Page.
>> START

Figure 1 summarizes the cycle of precision agriculture and distinguishes the activities based on analysis and planning (right) from those that rely on providing motion (left). The solutions for activities illustrated in Figure 1 right are being based on information and communication technologies (ICT), whereas the activities on the left rely on tractors, essential devices in current agriculture, that are being automated and robotized and will be also critical in future agriculture (smart farms).
UGVs in the cycle of precision agriculture.
The activities indicated in Figure 1 left can be applied autonomously in an isolated manner, i.e., a fertilization-spreading task, can be performed autonomously if the appropriate implement tank has been filled with fertilizer and attached to a fueled autonomous tractor (UGV); the same concept is applicable to planting and spraying. In addition, harvesting systems must offload the yield every time their collectors are full. However, tasks such as refilling, refueling/recharging, implement attachment, and crop offloading are currently primarily performed manually. The question that arises is: would it be possible to automate all these activities? And if so, would it be possible to combine these activities with other already automated farm management activities to configure a fully automated system resembling the paradigm of the fully automated factory? Then, the combination becomes a fully automated farm in which humans are relegated to mere supervisors. Furthermore, exploiting this parallelism, can we push new developments for farms to mimic the smart factory model? This is the smart farm concept that represents a step forward from the automated farm into a fully connected and flexible system capable of (i) optimizing system performances across a wider network, (ii) learning from new conditions in real- or quasi-real time, (iii) adapting the system to new conditions, and (iv) executing complete production processes in an autonomous way [2]. A smart farm should rely on autonomous decision-making to (i) ensure asset efficiency, (ii) obtain better product quality, (iii) reduce costs, (iv) improve product safety and environmental sustainability, (v) reduce delivery time to consumers, and (vi) increase market share and profitability and stabilize the labor force.
Achieving the smart farm is a long-term mission that will demand design modifications and further improvements on systems and components of very dissimilar natures that are currently being used in agriculture. Some of these systems are outdoor autonomous vehicles or (more accurately) UGVs, which are essential in future agriculture for moving sensors and implementing to cover crop fields accurately and guarantee accurate perception and actuation (soil preparation, crop treatments, harvest, etc.). Thus, this chapter is devoted to bringing forward the features that UGVs should offer to achieve the smart farm concept. Solutions are focused on incorporating the new paradigms defined for smart factories while providing full mobility of the UGVs. These two activities will enable the definition of UGV requirements for smart farm applications.

>> END

Set task A.
Format the records as a JSON list of strings, one string per line and blank lines omitted, starting at the first line of the records and ending at the line containing "bar-202406-85 (740, 517, 754, 823)".
The records have no connection to the passage on precision agriculture.

Extracted information.

>> START

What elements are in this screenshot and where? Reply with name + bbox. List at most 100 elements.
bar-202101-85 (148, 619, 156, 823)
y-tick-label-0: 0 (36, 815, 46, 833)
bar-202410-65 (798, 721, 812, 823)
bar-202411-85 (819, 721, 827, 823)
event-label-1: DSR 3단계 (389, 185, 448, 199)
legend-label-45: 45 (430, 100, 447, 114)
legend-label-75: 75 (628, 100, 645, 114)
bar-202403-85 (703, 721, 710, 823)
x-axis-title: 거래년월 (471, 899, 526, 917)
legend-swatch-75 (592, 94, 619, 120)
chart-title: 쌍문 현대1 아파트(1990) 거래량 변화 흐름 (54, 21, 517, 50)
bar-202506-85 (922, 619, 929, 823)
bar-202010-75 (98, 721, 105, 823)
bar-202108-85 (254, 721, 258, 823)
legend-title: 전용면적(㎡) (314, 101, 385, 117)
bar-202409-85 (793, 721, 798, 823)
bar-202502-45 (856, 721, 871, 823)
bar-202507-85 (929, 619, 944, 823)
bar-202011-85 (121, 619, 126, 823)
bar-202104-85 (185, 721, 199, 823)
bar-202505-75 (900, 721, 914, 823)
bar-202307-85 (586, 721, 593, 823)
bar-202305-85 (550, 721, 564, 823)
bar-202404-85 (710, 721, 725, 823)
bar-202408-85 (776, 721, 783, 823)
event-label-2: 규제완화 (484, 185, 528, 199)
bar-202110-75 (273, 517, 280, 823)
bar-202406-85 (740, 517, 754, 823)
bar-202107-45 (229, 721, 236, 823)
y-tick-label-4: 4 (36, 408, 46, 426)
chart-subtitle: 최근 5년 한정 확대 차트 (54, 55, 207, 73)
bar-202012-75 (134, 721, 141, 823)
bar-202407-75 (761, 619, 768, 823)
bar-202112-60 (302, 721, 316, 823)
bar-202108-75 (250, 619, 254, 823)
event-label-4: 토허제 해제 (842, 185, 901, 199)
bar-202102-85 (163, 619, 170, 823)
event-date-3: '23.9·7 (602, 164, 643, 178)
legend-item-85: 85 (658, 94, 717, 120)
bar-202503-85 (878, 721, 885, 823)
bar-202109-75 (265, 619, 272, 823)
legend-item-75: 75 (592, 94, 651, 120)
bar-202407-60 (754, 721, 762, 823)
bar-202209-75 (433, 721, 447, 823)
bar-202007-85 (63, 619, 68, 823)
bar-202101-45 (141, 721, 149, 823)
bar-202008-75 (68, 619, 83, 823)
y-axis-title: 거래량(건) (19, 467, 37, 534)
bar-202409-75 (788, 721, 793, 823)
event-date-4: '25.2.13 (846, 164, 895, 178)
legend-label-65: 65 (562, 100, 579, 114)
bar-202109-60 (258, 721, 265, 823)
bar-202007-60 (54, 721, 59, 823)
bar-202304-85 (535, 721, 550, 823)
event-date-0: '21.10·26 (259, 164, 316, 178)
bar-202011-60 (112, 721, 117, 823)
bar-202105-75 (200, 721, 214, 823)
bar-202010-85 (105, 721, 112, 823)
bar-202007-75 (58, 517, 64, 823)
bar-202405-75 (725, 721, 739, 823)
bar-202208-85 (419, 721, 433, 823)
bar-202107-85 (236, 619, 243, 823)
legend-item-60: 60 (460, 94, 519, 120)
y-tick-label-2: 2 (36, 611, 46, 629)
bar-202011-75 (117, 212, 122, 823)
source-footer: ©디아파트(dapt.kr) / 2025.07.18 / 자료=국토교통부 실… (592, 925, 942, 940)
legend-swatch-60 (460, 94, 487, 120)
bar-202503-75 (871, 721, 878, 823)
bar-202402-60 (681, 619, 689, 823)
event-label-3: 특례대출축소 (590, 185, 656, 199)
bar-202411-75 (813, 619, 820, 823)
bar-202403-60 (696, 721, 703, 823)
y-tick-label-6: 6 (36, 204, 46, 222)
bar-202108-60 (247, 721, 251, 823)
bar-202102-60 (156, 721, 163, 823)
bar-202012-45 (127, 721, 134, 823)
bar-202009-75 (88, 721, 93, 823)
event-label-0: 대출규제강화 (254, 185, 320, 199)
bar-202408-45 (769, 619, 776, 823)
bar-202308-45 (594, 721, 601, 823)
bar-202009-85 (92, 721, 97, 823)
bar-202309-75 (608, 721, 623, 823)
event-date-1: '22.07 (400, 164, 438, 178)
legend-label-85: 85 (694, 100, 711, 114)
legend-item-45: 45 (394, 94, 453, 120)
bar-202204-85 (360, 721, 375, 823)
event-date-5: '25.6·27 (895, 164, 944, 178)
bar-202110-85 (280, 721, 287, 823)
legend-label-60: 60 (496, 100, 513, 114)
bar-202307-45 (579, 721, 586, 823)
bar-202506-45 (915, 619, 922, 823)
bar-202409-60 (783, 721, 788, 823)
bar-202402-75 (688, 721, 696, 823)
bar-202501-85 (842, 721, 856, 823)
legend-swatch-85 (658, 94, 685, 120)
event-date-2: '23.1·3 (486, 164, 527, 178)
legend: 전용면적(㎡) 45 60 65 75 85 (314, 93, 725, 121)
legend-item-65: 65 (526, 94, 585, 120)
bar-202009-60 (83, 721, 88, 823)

>> END

Set task B.
Write out the passage on precision agriculture word for word, starting at "Figure 1 summarizes" and ending at "agriculture (smart farms).".

Expected answer A.
[
  "What elements are in this screenshot and where? Reply with name + bbox. List at most 100 elements.",
  "bar-202101-85 (148, 619, 156, 823)",
  "y-tick-label-0: 0 (36, 815, 46, 833)",
  "bar-202410-65 (798, 721, 812, 823)",
  "bar-202411-85 (819, 721, 827, 823)",
  "event-label-1: DSR 3단계 (389, 185, 448, 199)",
  "legend-label-45: 45 (430, 100, 447, 114)",
  "legend-label-75: 75 (628, 100, 645, 114)",
  "bar-202403-85 (703, 721, 710, 823)",
  "x-axis-title: 거래년월 (471, 899, 526, 917)",
  "legend-swatch-75 (592, 94, 619, 120)",
  "chart-title: 쌍문 현대1 아파트(1990) 거래량 변화 흐름 (54, 21, 517, 50)",
  "bar-202506-85 (922, 619, 929, 823)",
  "bar-202010-75 (98, 721, 105, 823)",
  "bar-202108-85 (254, 721, 258, 823)",
  "legend-title: 전용면적(㎡) (314, 101, 385, 117)",
  "bar-202409-85 (793, 721, 798, 823)",
  "bar-202502-45 (856, 721, 871, 823)",
  "bar-202507-85 (929, 619, 944, 823)",
  "bar-202011-85 (121, 619, 126, 823)",
  "bar-202104-85 (185, 721, 199, 823)",
  "bar-202505-75 (900, 721, 914, 823)",
  "bar-202307-85 (586, 721, 593, 823)",
  "bar-202305-85 (550, 721, 564, 823)",
  "bar-202404-85 (710, 721, 725, 823)",
  "bar-202408-85 (776, 721, 783, 823)",
  "event-label-2: 규제완화 (484, 185, 528, 199)",
  "bar-202110-75 (273, 517, 280, 823)",
  "bar-202406-85 (740, 517, 754, 823)"
]

Expected answer B.
Figure 1 summarizes the cycle of precision agriculture and distinguishes the activities based on analysis and planning (right) from those that rely on providing motion (left). The solutions for activities illustrated in Figure 1 right are being based on information and communication technologies (ICT), whereas the activities on the left rely on tractors, essential devices in current agriculture, that are being automated and robotized and will be also critical in future agriculture (smart farms).